Say how many lines contain "that", using only the number.

** begin Provided data **

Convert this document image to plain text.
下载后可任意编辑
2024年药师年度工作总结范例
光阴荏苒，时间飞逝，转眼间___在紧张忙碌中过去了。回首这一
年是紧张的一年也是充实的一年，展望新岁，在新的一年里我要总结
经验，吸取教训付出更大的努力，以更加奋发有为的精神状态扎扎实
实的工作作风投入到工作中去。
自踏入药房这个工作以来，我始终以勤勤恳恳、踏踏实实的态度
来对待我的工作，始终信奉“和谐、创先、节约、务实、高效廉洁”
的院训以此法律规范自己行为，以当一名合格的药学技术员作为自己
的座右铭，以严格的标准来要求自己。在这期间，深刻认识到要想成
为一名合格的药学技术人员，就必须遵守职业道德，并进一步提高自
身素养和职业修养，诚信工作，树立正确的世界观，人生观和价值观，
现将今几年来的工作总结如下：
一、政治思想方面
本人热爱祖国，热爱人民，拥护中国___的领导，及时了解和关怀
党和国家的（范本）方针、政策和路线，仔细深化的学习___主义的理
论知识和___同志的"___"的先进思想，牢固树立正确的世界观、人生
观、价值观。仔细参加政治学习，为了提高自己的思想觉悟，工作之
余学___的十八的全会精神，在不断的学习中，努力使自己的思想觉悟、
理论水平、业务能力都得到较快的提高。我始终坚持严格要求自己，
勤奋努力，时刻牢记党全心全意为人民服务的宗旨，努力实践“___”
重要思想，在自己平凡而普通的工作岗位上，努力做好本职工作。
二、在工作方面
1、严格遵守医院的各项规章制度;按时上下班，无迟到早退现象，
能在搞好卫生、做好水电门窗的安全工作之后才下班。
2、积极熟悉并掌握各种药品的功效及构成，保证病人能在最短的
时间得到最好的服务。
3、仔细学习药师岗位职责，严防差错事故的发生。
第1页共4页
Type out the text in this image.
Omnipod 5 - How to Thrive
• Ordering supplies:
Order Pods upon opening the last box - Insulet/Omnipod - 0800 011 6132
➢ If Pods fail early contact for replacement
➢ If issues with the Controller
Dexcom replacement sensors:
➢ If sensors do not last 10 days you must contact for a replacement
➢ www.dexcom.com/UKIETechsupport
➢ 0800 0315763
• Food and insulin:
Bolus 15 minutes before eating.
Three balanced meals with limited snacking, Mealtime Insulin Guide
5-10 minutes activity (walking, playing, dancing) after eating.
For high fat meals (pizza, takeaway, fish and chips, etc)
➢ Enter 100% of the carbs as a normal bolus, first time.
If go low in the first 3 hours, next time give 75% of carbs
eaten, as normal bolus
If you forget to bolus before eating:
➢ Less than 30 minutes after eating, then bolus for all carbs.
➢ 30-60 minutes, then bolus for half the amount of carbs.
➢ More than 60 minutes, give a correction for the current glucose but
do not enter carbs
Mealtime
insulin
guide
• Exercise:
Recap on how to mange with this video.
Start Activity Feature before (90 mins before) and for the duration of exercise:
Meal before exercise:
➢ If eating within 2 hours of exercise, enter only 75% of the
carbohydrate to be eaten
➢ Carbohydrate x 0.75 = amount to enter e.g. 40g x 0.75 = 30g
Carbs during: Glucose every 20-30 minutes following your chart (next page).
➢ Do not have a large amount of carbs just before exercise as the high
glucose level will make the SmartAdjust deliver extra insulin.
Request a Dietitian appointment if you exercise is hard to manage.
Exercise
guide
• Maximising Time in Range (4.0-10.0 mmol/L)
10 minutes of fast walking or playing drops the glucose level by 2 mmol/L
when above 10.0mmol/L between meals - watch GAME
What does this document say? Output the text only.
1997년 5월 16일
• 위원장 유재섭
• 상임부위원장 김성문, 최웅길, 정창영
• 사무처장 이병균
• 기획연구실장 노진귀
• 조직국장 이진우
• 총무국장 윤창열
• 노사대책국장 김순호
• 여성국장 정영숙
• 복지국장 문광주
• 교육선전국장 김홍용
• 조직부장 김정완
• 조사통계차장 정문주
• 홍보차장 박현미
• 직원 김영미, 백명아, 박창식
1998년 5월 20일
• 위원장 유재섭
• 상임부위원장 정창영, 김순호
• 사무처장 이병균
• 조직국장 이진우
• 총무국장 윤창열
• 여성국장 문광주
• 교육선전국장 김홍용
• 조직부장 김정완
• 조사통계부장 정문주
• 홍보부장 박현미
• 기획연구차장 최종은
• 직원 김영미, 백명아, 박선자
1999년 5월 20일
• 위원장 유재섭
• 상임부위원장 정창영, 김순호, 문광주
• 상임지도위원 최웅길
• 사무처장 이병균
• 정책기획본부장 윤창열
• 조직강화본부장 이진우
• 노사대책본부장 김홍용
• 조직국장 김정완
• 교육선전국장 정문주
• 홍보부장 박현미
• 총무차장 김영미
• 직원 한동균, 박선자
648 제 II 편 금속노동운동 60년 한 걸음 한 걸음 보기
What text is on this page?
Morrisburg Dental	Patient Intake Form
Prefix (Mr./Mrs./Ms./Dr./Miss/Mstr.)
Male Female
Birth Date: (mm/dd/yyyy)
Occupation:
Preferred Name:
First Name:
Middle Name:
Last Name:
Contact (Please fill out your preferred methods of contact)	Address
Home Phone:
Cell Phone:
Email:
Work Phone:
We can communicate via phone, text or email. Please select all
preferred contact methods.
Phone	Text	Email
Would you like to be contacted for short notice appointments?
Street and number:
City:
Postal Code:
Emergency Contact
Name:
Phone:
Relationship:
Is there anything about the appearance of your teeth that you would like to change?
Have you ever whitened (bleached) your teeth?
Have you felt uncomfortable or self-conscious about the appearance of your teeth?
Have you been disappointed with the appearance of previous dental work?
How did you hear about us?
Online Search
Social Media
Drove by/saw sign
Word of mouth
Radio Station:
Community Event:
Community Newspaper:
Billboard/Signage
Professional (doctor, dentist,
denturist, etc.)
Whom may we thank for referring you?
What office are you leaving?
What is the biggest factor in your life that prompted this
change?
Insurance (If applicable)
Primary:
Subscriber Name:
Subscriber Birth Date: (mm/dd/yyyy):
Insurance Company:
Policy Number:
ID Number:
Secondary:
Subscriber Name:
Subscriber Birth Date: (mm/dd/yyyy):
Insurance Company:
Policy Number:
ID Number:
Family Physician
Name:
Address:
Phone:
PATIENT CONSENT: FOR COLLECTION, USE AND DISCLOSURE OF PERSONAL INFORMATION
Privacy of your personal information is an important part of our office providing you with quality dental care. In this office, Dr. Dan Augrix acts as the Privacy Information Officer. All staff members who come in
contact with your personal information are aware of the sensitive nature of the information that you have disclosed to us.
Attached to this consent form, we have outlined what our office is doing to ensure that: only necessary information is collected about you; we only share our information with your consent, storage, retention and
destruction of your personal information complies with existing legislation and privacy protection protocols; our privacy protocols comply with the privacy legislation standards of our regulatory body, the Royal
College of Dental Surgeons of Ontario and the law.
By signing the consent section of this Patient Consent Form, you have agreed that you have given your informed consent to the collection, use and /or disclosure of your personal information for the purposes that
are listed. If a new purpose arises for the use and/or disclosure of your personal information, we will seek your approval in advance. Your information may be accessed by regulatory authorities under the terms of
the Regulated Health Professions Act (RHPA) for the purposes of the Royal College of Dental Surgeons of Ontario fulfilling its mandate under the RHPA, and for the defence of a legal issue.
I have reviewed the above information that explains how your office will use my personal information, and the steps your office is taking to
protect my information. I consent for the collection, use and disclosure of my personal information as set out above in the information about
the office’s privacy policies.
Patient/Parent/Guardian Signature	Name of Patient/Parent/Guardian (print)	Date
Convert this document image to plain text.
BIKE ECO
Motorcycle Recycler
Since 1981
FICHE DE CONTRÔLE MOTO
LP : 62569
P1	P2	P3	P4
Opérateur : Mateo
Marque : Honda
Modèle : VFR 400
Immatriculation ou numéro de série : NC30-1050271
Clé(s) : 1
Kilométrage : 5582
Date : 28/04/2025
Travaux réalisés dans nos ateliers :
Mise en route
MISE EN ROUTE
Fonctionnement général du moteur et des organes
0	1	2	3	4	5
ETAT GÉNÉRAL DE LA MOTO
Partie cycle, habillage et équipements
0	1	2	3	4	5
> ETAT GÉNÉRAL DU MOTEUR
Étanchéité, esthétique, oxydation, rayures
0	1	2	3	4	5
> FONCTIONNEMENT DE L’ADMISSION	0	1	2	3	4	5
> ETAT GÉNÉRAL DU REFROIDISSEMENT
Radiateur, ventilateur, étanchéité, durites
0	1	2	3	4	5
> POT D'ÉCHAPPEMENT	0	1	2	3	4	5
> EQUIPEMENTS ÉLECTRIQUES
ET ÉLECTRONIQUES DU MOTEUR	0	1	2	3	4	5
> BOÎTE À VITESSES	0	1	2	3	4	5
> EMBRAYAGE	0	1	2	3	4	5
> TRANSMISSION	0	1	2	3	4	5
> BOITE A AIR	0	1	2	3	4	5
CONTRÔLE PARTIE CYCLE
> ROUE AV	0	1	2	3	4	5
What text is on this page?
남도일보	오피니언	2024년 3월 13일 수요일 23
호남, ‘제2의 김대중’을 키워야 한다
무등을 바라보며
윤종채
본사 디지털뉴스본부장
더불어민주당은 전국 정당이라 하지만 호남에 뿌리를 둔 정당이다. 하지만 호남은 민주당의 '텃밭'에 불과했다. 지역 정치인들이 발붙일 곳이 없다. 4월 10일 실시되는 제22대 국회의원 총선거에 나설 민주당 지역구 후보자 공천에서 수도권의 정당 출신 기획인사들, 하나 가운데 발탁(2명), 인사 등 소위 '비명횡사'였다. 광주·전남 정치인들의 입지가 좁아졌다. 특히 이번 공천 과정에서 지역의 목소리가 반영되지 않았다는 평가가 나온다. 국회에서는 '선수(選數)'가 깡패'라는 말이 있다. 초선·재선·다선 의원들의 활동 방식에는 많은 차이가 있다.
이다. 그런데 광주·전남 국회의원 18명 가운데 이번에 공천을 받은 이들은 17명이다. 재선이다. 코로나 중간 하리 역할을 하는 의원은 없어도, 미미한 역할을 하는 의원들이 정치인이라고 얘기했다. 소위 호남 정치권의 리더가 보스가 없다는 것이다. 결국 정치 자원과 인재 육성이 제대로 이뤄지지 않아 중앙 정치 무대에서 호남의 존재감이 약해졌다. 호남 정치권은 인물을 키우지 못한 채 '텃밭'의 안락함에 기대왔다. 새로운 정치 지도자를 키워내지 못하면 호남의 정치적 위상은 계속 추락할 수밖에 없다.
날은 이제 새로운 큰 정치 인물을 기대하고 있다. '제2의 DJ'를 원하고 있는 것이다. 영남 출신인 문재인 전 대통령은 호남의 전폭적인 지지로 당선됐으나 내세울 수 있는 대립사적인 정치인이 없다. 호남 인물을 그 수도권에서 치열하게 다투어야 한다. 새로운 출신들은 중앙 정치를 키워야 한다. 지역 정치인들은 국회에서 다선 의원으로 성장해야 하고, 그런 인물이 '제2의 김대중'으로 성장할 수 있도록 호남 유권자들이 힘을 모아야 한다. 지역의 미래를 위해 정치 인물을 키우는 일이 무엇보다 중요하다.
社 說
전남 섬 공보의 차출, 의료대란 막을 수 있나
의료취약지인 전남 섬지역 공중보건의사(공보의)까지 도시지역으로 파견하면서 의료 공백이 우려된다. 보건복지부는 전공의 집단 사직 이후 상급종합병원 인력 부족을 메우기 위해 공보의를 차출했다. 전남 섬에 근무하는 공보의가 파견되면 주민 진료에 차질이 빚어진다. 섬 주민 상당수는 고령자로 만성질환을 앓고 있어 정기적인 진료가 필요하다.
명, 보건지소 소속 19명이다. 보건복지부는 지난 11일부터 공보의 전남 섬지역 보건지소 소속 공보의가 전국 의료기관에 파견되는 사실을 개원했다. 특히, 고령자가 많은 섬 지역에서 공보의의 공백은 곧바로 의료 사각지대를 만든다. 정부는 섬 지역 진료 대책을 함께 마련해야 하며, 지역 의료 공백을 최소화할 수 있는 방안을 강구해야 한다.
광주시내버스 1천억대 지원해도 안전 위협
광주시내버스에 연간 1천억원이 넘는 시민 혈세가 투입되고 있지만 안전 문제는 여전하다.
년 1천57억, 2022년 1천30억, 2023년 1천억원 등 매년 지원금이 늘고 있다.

** end Provided data **

Finished answer: 6